Retype the complete listing exactly as it appears.
[start of Supplied data]
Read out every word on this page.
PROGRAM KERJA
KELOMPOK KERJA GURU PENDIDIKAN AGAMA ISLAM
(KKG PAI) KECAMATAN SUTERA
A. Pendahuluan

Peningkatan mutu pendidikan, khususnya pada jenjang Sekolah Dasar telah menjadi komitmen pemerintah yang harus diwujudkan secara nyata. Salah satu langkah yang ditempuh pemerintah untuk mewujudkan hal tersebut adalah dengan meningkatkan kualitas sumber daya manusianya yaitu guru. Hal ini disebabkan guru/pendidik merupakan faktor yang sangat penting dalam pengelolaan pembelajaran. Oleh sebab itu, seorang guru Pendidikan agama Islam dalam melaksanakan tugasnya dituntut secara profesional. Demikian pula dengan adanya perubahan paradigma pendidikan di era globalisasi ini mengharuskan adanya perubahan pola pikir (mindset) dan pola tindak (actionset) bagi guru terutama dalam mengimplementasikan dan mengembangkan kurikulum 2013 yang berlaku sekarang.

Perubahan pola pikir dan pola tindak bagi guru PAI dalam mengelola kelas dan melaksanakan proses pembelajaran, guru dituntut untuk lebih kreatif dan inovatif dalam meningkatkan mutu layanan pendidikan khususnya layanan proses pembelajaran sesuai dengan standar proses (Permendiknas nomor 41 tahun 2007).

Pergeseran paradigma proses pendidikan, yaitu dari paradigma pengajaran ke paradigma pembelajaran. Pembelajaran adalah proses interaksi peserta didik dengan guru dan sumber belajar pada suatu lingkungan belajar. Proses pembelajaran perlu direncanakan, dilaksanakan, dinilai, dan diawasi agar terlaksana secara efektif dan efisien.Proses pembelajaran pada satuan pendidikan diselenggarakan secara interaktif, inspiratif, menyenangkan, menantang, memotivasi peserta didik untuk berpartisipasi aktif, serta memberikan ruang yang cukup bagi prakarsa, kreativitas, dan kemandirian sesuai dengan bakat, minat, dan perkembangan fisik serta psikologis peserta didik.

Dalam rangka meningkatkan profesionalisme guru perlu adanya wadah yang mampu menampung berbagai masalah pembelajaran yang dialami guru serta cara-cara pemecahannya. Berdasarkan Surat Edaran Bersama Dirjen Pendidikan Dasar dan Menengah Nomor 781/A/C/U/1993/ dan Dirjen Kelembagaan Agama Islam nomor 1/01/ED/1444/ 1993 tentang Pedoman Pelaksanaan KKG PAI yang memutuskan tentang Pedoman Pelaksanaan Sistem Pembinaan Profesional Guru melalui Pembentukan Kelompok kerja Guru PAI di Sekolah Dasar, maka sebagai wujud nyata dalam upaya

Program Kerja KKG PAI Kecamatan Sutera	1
[end of Supplied data]
**Response to this task**
Read out every word on this page.
PROGRAM KERJA
KELOMPOK KERJA GURU PENDIDIKAN AGAMA ISLAM
(KKG PAI) KECAMATAN SUTERA
A. Pendahuluan

Peningkatan mutu pendidikan, khususnya pada jenjang Sekolah Dasar telah menjadi komitmen pemerintah yang harus diwujudkan secara nyata. Salah satu langkah yang ditempuh pemerintah untuk mewujudkan hal tersebut adalah dengan meningkatkan kualitas sumber daya manusianya yaitu guru. Hal ini disebabkan guru/pendidik merupakan faktor yang sangat penting dalam pengelolaan pembelajaran. Oleh sebab itu, seorang guru Pendidikan agama Islam dalam melaksanakan tugasnya dituntut secara profesional. Demikian pula dengan adanya perubahan paradigma pendidikan di era globalisasi ini mengharuskan adanya perubahan pola pikir (mindset) dan pola tindak (actionset) bagi guru terutama dalam mengimplementasikan dan mengembangkan kurikulum 2013 yang berlaku sekarang.

Perubahan pola pikir dan pola tindak bagi guru PAI dalam mengelola kelas dan melaksanakan proses pembelajaran, guru dituntut untuk lebih kreatif dan inovatif dalam meningkatkan mutu layanan pendidikan khususnya layanan proses pembelajaran sesuai dengan standar proses (Permendiknas nomor 41 tahun 2007).

Pergeseran paradigma proses pendidikan, yaitu dari paradigma pengajaran ke paradigma pembelajaran. Pembelajaran adalah proses interaksi peserta didik dengan guru dan sumber belajar pada suatu lingkungan belajar. Proses pembelajaran perlu direncanakan, dilaksanakan, dinilai, dan diawasi agar terlaksana secara efektif dan efisien.Proses pembelajaran pada satuan pendidikan diselenggarakan secara interaktif, inspiratif, menyenangkan, menantang, memotivasi peserta didik untuk berpartisipasi aktif, serta memberikan ruang yang cukup bagi prakarsa, kreativitas, dan kemandirian sesuai dengan bakat, minat, dan perkembangan fisik serta psikologis peserta didik.

Dalam rangka meningkatkan profesionalisme guru perlu adanya wadah yang mampu menampung berbagai masalah pembelajaran yang dialami guru serta cara-cara pemecahannya. Berdasarkan Surat Edaran Bersama Dirjen Pendidikan Dasar dan Menengah Nomor 781/A/C/U/1993/ dan Dirjen Kelembagaan Agama Islam nomor 1/01/ED/1444/ 1993 tentang Pedoman Pelaksanaan KKG PAI yang memutuskan tentang Pedoman Pelaksanaan Sistem Pembinaan Profesional Guru melalui Pembentukan Kelompok kerja Guru PAI di Sekolah Dasar, maka sebagai wujud nyata dalam upaya

Program Kerja KKG PAI Kecamatan Sutera	1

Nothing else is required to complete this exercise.